#### Work to be completed:
In the entries that follow, find the word "教育党员遵纪守法" and report each line it is on.

------------------------------------------------------------

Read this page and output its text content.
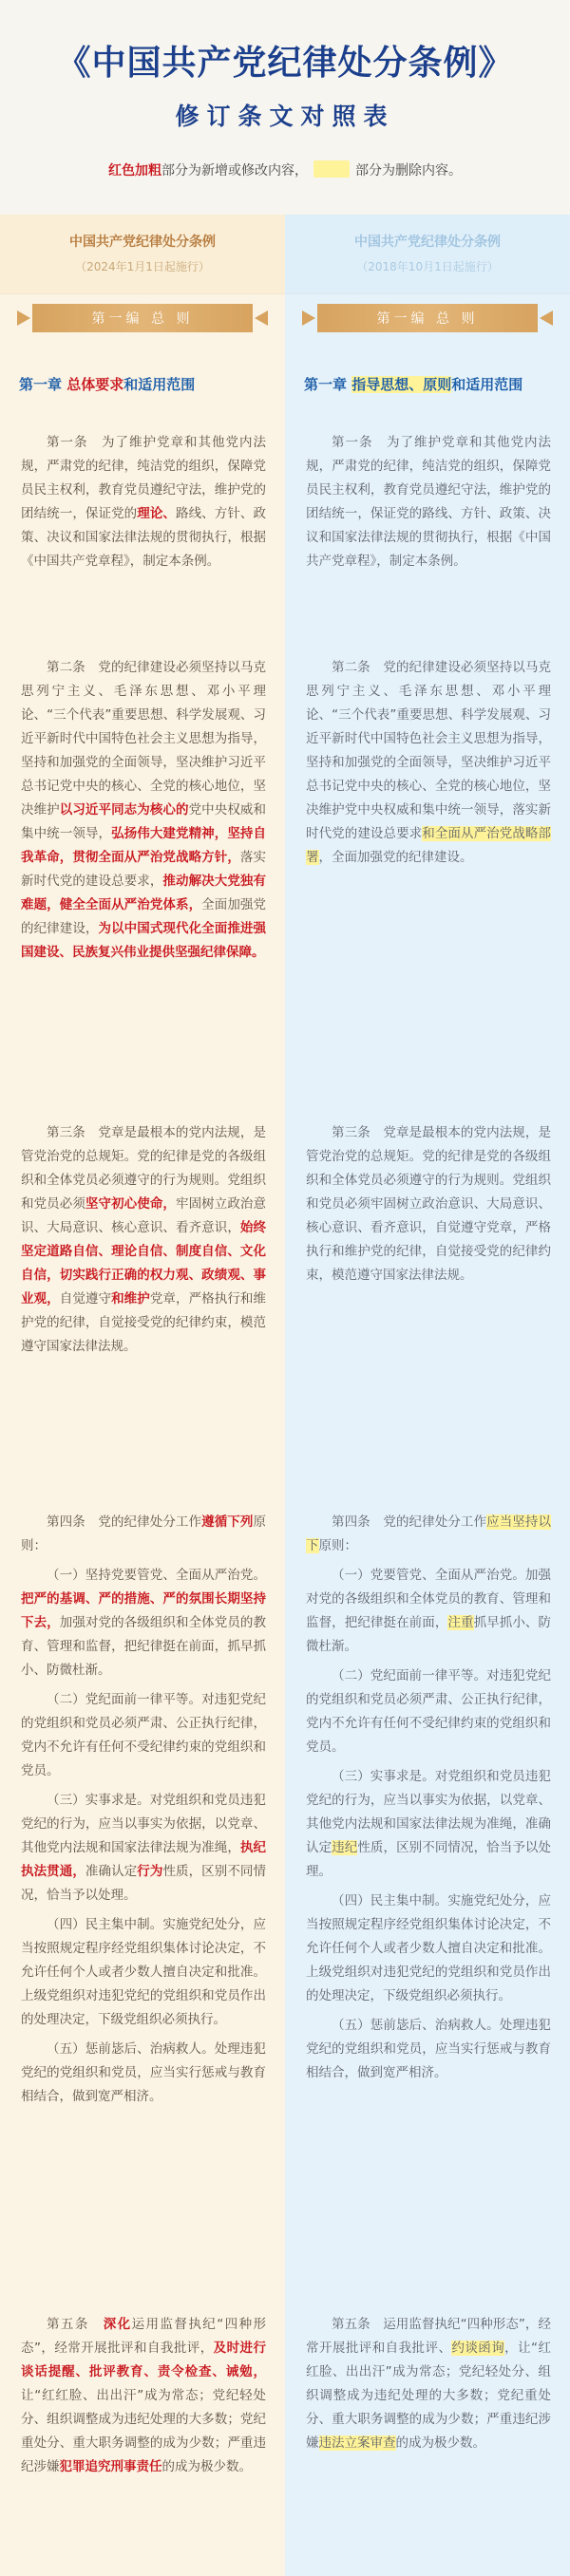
《中国共产党纪律处分条例》
修订条文对照表
红色加粗部分为新增或修改内容，	部分为删除内容。
中国共产党纪律处分条例
（2024年1月1日起施行）
第一编 总 则
第一章 总体要求和适用范围

第一条　为了维护党章和其他党内法规，严肃党的纪律，纯洁党的组织，保障党员民主权利，教育党员遵纪守法，维护党的团结统一，保证党的理论、路线、方针、政策、决议和国家法律法规的贯彻执行，根据《中国共产党章程》，制定本条例。

第二条　党的纪律建设必须坚持以马克思列宁主义、毛泽东思想、邓小平理论、“三个代表”重要思想、科学发展观、习近平新时代中国特色社会主义思想为指导，坚持和加强党的全面领导，坚决维护习近平总书记党中央的核心、全党的核心地位，坚决维护以习近平同志为核心的党中央权威和集中统一领导，弘扬伟大建党精神，坚持自我革命，贯彻全面从严治党战略方针，落实新时代党的建设总要求，推动解决大党独有难题，健全全面从严治党体系，全面加强党的纪律建设，为以中国式现代化全面推进强国建设、民族复兴伟业提供坚强纪律保障。

第三条　党章是最根本的党内法规，是管党治党的总规矩。党的纪律是党的各级组织和全体党员必须遵守的行为规则。党组织和党员必须坚守初心使命，牢固树立政治意识、大局意识、核心意识、看齐意识，始终坚定道路自信、理论自信、制度自信、文化自信，切实践行正确的权力观、政绩观、事业观，自觉遵守和维护党章，严格执行和维护党的纪律，自觉接受党的纪律约束，模范遵守国家法律法规。

第四条　党的纪律处分工作遵循下列原则：

（一）坚持党要管党、全面从严治党。把严的基调、严的措施、严的氛围长期坚持下去，加强对党的各级组织和全体党员的教育、管理和监督，把纪律挺在前面，抓早抓小、防微杜渐。

（二）党纪面前一律平等。对违犯党纪的党组织和党员必须严肃、公正执行纪律，党内不允许有任何不受纪律约束的党组织和党员。

（三）实事求是。对党组织和党员违犯党纪的行为，应当以事实为依据，以党章、其他党内法规和国家法律法规为准绳，执纪执法贯通，准确认定行为性质，区别不同情况，恰当予以处理。

（四）民主集中制。实施党纪处分，应当按照规定程序经党组织集体讨论决定，不允许任何个人或者少数人擅自决定和批准。上级党组织对违犯党纪的党组织和党员作出的处理决定，下级党组织必须执行。

（五）惩前毖后、治病救人。处理违犯党纪的党组织和党员，应当实行惩戒与教育相结合，做到宽严相济。

第五条　深化运用监督执纪“四种形态”，经常开展批评和自我批评，及时进行谈话提醒、批评教育、责令检查、诫勉，让“红红脸、出出汗”成为常态；党纪轻处分、组织调整成为违纪处理的大多数；党纪重处分、重大职务调整的成为少数；严重违纪涉嫌犯罪追究刑事责任的成为极少数。

中国共产党纪律处分条例
（2018年10月1日起施行）
第一编 总 则
第一章 指导思想、原则和适用范围

第一条　为了维护党章和其他党内法规，严肃党的纪律，纯洁党的组织，保障党员民主权利，教育党员遵纪守法，维护党的团结统一，保证党的路线、方针、政策、决议和国家法律法规的贯彻执行，根据《中国共产党章程》，制定本条例。

第二条　党的纪律建设必须坚持以马克思列宁主义、毛泽东思想、邓小平理论、“三个代表”重要思想、科学发展观、习近平新时代中国特色社会主义思想为指导，坚持和加强党的全面领导，坚决维护习近平总书记党中央的核心、全党的核心地位，坚决维护党中央权威和集中统一领导，落实新时代党的建设总要求和全面从严治党战略部署，全面加强党的纪律建设。

第三条　党章是最根本的党内法规，是管党治党的总规矩。党的纪律是党的各级组织和全体党员必须遵守的行为规则。党组织和党员必须牢固树立政治意识、大局意识、核心意识、看齐意识，自觉遵守党章，严格执行和维护党的纪律，自觉接受党的纪律约束，模范遵守国家法律法规。

第四条　党的纪律处分工作应当坚持以下原则：

（一）党要管党、全面从严治党。加强对党的各级组织和全体党员的教育、管理和监督，把纪律挺在前面，注重抓早抓小、防微杜渐。

（二）党纪面前一律平等。对违犯党纪的党组织和党员必须严肃、公正执行纪律，党内不允许有任何不受纪律约束的党组织和党员。

（三）实事求是。对党组织和党员违犯党纪的行为，应当以事实为依据，以党章、其他党内法规和国家法律法规为准绳，准确认定违纪性质，区别不同情况，恰当予以处理。

（四）民主集中制。实施党纪处分，应当按照规定程序经党组织集体讨论决定，不允许任何个人或者少数人擅自决定和批准。上级党组织对违犯党纪的党组织和党员作出的处理决定，下级党组织必须执行。

（五）惩前毖后、治病救人。处理违犯党纪的党组织和党员，应当实行惩戒与教育相结合，做到宽严相济。

第五条　运用监督执纪“四种形态”，经常开展批评和自我批评、约谈函询，让“红红脸、出出汗”成为常态；党纪轻处分、组织调整成为违纪处理的大多数；党纪重处分、重大职务调整的成为少数；严重违纪涉嫌违法立案审查的成为极少数。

------------------------------------------------------------

#### Solution for this task:
第一条　为了维护党章和其他党内法规，严肃党的纪律，纯洁党的组织，保障党员民主权利，教育党员遵纪守法，维护党的团结统一，保证党的理论、路线、方针、政策、决议和国家法律法规的贯彻执行，根据《中国共产党章程》，制定本条例。
第一条　为了维护党章和其他党内法规，严肃党的纪律，纯洁党的组织，保障党员民主权利，教育党员遵纪守法，维护党的团结统一，保证党的路线、方针、政策、决议和国家法律法规的贯彻执行，根据《中国共产党章程》，制定本条例。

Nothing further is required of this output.